[PROBLEM TO WORK ON] Please extract the part of the entries that opens with the line containing "cell-date: 12/04/2020 15:55:40" and closes with the line containing "table-row[interactable]: 6SO01311/27/2020 15:55:56China", and repeat those lines exactly with both ends included.

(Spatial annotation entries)
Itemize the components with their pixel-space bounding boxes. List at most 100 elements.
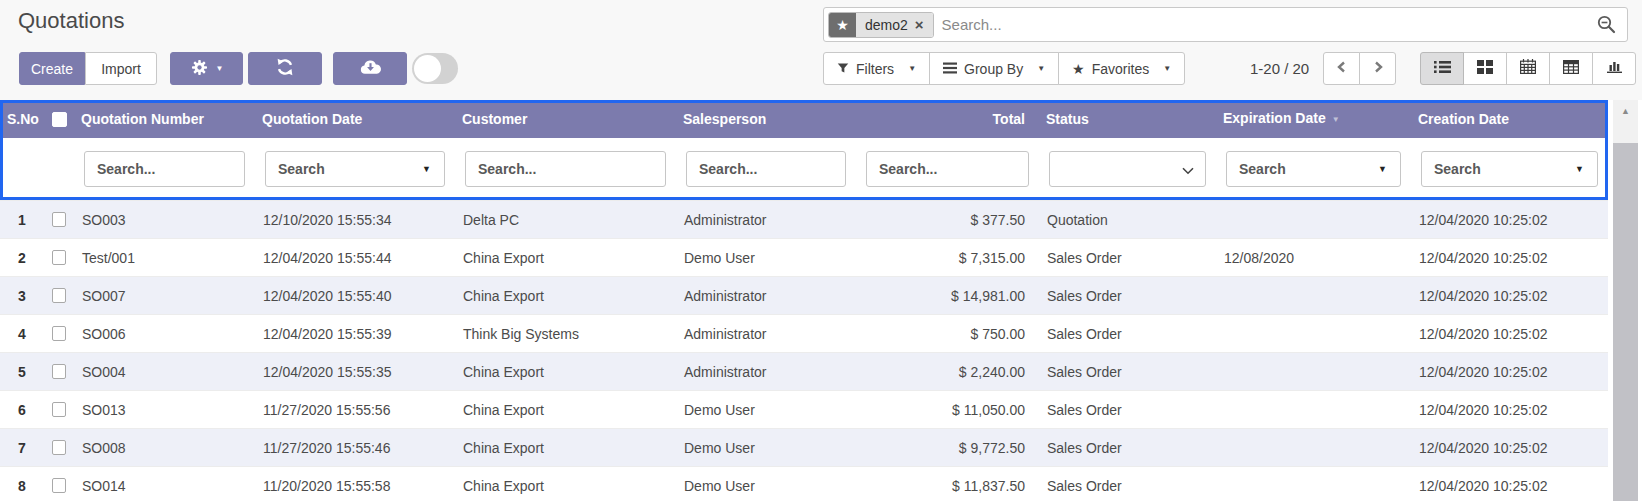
cell-date: 12/04/2020 15:55:40 <box>255 277 455 315</box>
column-header-number[interactable]: Quotation Number <box>74 100 255 138</box>
cell-salesperson: Administrator <box>676 201 856 239</box>
status-filter-select[interactable] <box>1049 151 1206 187</box>
scroll-up-arrow-icon[interactable]: ▲ <box>1613 100 1638 121</box>
row-checkbox[interactable] <box>52 212 66 227</box>
column-search-input-total[interactable] <box>866 151 1029 187</box>
view-list-button[interactable] <box>1420 52 1464 85</box>
scrollbar-thumb[interactable] <box>1613 143 1638 501</box>
create-button[interactable]: Create <box>19 52 85 85</box>
column-header-expiration[interactable]: Expiration Date▼ <box>1216 99 1411 138</box>
cell-sno: 8 <box>0 467 44 501</box>
table-row[interactable]: 1SO00312/10/2020 15:55:34Delta PCAdminis… <box>0 200 1608 238</box>
table-row[interactable]: 6SO01311/27/2020 15:55:56China ExportDem… <box>0 390 1608 428</box>
group-by-button[interactable]: Group By ▼ <box>929 52 1059 85</box>
table-row[interactable]: 2Test/00112/04/2020 15:55:44China Export… <box>0 238 1608 276</box>
column-search-input-salesperson[interactable] <box>686 151 846 187</box>
star-icon: ★ <box>1072 61 1085 77</box>
cell-creation: 12/04/2020 10:25:02 <box>1411 429 1608 467</box>
row-checkbox[interactable] <box>52 364 66 379</box>
column-search-input-number[interactable] <box>84 151 245 187</box>
cell-date: 12/10/2020 15:55:34 <box>255 201 455 239</box>
filters-button[interactable]: Filters ▼ <box>823 52 930 85</box>
row-checkbox[interactable] <box>52 402 66 417</box>
cell-sno: 6 <box>0 391 44 429</box>
search-facet[interactable]: ★ demo2 × <box>828 12 934 38</box>
refresh-button[interactable] <box>248 52 322 85</box>
cell-salesperson: Demo User <box>676 391 856 429</box>
column-header-total[interactable]: Total <box>856 100 1039 138</box>
cell-status: Sales Order <box>1039 353 1216 391</box>
view-calendar-button[interactable] <box>1506 52 1550 85</box>
search-cell-creation: ▼ <box>1411 151 1608 187</box>
column-search-input-creation[interactable] <box>1421 151 1598 187</box>
cell-customer: China Export <box>455 239 676 277</box>
cell-expiration: 12/08/2020 <box>1216 239 1411 277</box>
cell-salesperson: Demo User <box>676 429 856 467</box>
column-header-customer[interactable]: Customer <box>455 100 676 138</box>
column-header-check[interactable] <box>44 112 74 127</box>
pager-previous-button[interactable] <box>1323 52 1360 85</box>
cell-total: $ 9,772.50 <box>856 429 1039 467</box>
cell-salesperson: Demo User <box>676 239 856 277</box>
kanban-view-icon <box>1477 60 1493 78</box>
table-row[interactable]: 5SO00412/04/2020 15:55:35China ExportAdm… <box>0 352 1608 390</box>
column-header-sno: S.No <box>0 100 44 138</box>
table-row[interactable]: 3SO00712/04/2020 15:55:40China ExportAdm… <box>0 276 1608 314</box>
view-kanban-button[interactable] <box>1463 52 1507 85</box>
cell-total: $ 11,050.00 <box>856 391 1039 429</box>
cell-status: Sales Order <box>1039 391 1216 429</box>
column-search-input-date[interactable] <box>265 151 445 187</box>
magnifier-icon[interactable] <box>1596 14 1617 35</box>
column-header-creation[interactable]: Creation Date <box>1411 100 1608 138</box>
column-header-date[interactable]: Quotation Date <box>255 100 455 138</box>
search-options: Filters ▼ Group By ▼ ★ Favorites ▼ <box>823 52 1185 85</box>
cell-status: Quotation <box>1039 201 1216 239</box>
cell-salesperson: Administrator <box>676 353 856 391</box>
pager-next-button[interactable] <box>1359 52 1396 85</box>
toggle-switch[interactable] <box>412 53 458 84</box>
view-pivot-button[interactable] <box>1549 52 1593 85</box>
cell-sno: 5 <box>0 353 44 391</box>
cell-date: 12/04/2020 15:55:35 <box>255 353 455 391</box>
table-row[interactable]: 8SO01411/20/2020 15:55:58China ExportDem… <box>0 466 1608 501</box>
export-button[interactable] <box>333 52 407 85</box>
table-row[interactable]: 7SO00811/27/2020 15:55:46China ExportDem… <box>0 428 1608 466</box>
import-button[interactable]: Import <box>85 52 157 85</box>
cell-total: $ 11,837.50 <box>856 467 1039 501</box>
gear-dropdown-button[interactable]: ▼ <box>170 52 243 85</box>
cell-check <box>44 402 74 417</box>
gear-icon <box>190 58 209 80</box>
cell-number: SO006 <box>74 315 255 353</box>
cell-sno: 4 <box>0 315 44 353</box>
list-view-icon <box>1434 60 1451 78</box>
search-bar[interactable]: ★ demo2 × <box>823 7 1628 42</box>
row-checkbox[interactable] <box>52 478 66 493</box>
chevron-right-icon <box>1371 60 1385 78</box>
column-search-input-expiration[interactable] <box>1226 151 1401 187</box>
calendar-view-icon <box>1520 59 1536 78</box>
cell-customer: China Export <box>455 467 676 501</box>
view-graph-button[interactable] <box>1592 52 1636 85</box>
cell-date: 12/04/2020 15:55:39 <box>255 315 455 353</box>
favorites-button[interactable]: ★ Favorites ▼ <box>1058 52 1185 85</box>
search-cell-total <box>856 151 1039 187</box>
table-header-row: S.No Quotation NumberQuotation DateCustom… <box>0 100 1608 138</box>
vertical-scrollbar[interactable]: ▲ <box>1613 100 1638 501</box>
toggle-knob <box>414 55 441 82</box>
column-header-salesperson[interactable]: Salesperson <box>676 100 856 138</box>
facet-remove-button[interactable]: × <box>915 17 924 32</box>
cell-creation: 12/04/2020 10:25:02 <box>1411 315 1608 353</box>
row-checkbox[interactable] <box>52 288 66 303</box>
row-checkbox[interactable] <box>52 250 66 265</box>
row-checkbox[interactable] <box>52 440 66 455</box>
cell-salesperson: Demo User <box>676 467 856 501</box>
column-header-status[interactable]: Status <box>1039 100 1216 138</box>
table-row[interactable]: 4SO00612/04/2020 15:55:39Think Big Syste… <box>0 314 1608 352</box>
row-checkbox[interactable] <box>52 326 66 341</box>
select-all-checkbox[interactable] <box>52 112 67 127</box>
column-search-input-customer[interactable] <box>465 151 666 187</box>
search-cell-salesperson <box>676 151 856 187</box>
search-input[interactable] <box>934 16 1596 33</box>
cell-creation: 12/04/2020 10:25:02 <box>1411 467 1608 501</box>
cell-creation: 12/04/2020 10:25:02 <box>1411 391 1608 429</box>
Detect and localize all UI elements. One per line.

[REPLY]
cell-date: 12/04/2020 15:55:40 <box>255 277 455 315</box>
column-header-number[interactable]: Quotation Number <box>74 100 255 138</box>
cell-salesperson: Administrator <box>676 201 856 239</box>
status-filter-select[interactable] <box>1049 151 1206 187</box>
scroll-up-arrow-icon[interactable]: ▲ <box>1613 100 1638 121</box>
row-checkbox[interactable] <box>52 212 66 227</box>
column-search-input-total[interactable] <box>866 151 1029 187</box>
view-list-button[interactable] <box>1420 52 1464 85</box>
scrollbar-thumb[interactable] <box>1613 143 1638 501</box>
create-button[interactable]: Create <box>19 52 85 85</box>
column-header-expiration[interactable]: Expiration Date▼ <box>1216 99 1411 138</box>
cell-sno: 8 <box>0 467 44 501</box>
table-row[interactable]: 1SO00312/10/2020 15:55:34Delta PCAdminis… <box>0 200 1608 238</box>
table-row[interactable]: 6SO01311/27/2020 15:55:56China ExportDem… <box>0 390 1608 428</box>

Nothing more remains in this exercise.